═════ ENTRIES
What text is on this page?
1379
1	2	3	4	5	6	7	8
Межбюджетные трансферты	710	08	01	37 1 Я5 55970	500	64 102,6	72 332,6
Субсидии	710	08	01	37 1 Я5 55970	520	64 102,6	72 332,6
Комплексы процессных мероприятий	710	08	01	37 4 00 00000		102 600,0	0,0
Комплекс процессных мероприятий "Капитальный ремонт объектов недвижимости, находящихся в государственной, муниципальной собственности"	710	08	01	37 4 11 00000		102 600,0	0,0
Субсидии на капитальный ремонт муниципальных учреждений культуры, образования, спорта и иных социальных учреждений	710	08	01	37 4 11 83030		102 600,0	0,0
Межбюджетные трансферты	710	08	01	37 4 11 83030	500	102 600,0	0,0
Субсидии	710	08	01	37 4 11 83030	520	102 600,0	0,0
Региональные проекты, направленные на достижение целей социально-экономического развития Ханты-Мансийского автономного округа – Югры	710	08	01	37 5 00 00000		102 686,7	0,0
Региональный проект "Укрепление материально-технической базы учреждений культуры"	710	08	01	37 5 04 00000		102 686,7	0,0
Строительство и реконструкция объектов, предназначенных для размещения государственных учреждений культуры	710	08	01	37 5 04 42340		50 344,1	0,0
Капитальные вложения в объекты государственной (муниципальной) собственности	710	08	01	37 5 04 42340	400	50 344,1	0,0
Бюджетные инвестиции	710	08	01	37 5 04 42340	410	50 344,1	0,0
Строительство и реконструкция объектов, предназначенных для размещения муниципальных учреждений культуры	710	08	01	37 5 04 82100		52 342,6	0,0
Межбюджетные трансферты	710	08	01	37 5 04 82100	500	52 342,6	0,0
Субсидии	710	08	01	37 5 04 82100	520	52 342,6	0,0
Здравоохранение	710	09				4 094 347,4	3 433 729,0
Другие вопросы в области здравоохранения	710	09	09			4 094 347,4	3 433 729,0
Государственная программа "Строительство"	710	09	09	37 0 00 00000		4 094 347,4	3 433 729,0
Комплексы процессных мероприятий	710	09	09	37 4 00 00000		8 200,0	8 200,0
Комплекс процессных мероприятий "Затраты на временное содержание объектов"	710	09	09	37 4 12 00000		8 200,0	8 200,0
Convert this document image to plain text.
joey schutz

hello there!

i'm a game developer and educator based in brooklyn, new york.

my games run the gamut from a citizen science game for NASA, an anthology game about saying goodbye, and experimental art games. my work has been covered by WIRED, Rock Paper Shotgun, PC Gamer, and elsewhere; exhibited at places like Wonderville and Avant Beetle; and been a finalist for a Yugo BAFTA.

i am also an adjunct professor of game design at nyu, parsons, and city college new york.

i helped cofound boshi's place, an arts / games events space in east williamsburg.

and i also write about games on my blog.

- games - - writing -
══════════
- GIVEN PROBLEM
Give the records above again, word for word.

- REPLY TO THE EXERCISE
What text is on this page?
1379
1	2	3	4	5	6	7	8
Межбюджетные трансферты	710	08	01	37 1 Я5 55970	500	64 102,6	72 332,6
Субсидии	710	08	01	37 1 Я5 55970	520	64 102,6	72 332,6
Комплексы процессных мероприятий	710	08	01	37 4 00 00000		102 600,0	0,0
Комплекс процессных мероприятий "Капитальный ремонт объектов недвижимости, находящихся в государственной, муниципальной собственности"	710	08	01	37 4 11 00000		102 600,0	0,0
Субсидии на капитальный ремонт муниципальных учреждений культуры, образования, спорта и иных социальных учреждений	710	08	01	37 4 11 83030		102 600,0	0,0
Межбюджетные трансферты	710	08	01	37 4 11 83030	500	102 600,0	0,0
Субсидии	710	08	01	37 4 11 83030	520	102 600,0	0,0
Региональные проекты, направленные на достижение целей социально-экономического развития Ханты-Мансийского автономного округа – Югры	710	08	01	37 5 00 00000		102 686,7	0,0
Региональный проект "Укрепление материально-технической базы учреждений культуры"	710	08	01	37 5 04 00000		102 686,7	0,0
Строительство и реконструкция объектов, предназначенных для размещения государственных учреждений культуры	710	08	01	37 5 04 42340		50 344,1	0,0
Капитальные вложения в объекты государственной (муниципальной) собственности	710	08	01	37 5 04 42340	400	50 344,1	0,0
Бюджетные инвестиции	710	08	01	37 5 04 42340	410	50 344,1	0,0
Строительство и реконструкция объектов, предназначенных для размещения муниципальных учреждений культуры	710	08	01	37 5 04 82100		52 342,6	0,0
Межбюджетные трансферты	710	08	01	37 5 04 82100	500	52 342,6	0,0
Субсидии	710	08	01	37 5 04 82100	520	52 342,6	0,0
Здравоохранение	710	09				4 094 347,4	3 433 729,0
Другие вопросы в области здравоохранения	710	09	09			4 094 347,4	3 433 729,0
Государственная программа "Строительство"	710	09	09	37 0 00 00000		4 094 347,4	3 433 729,0
Комплексы процессных мероприятий	710	09	09	37 4 00 00000		8 200,0	8 200,0
Комплекс процессных мероприятий "Затраты на временное содержание объектов"	710	09	09	37 4 12 00000		8 200,0	8 200,0
Convert this document image to plain text.
joey schutz

hello there!

i'm a game developer and educator based in brooklyn, new york.

my games run the gamut from a citizen science game for NASA, an anthology game about saying goodbye, and experimental art games. my work has been covered by WIRED, Rock Paper Shotgun, PC Gamer, and elsewhere; exhibited at places like Wonderville and Avant Beetle; and been a finalist for a Yugo BAFTA.

i am also an adjunct professor of game design at nyu, parsons, and city college new york.

i helped cofound boshi's place, an arts / games events space in east williamsburg.

and i also write about games on my blog.

- games - - writing -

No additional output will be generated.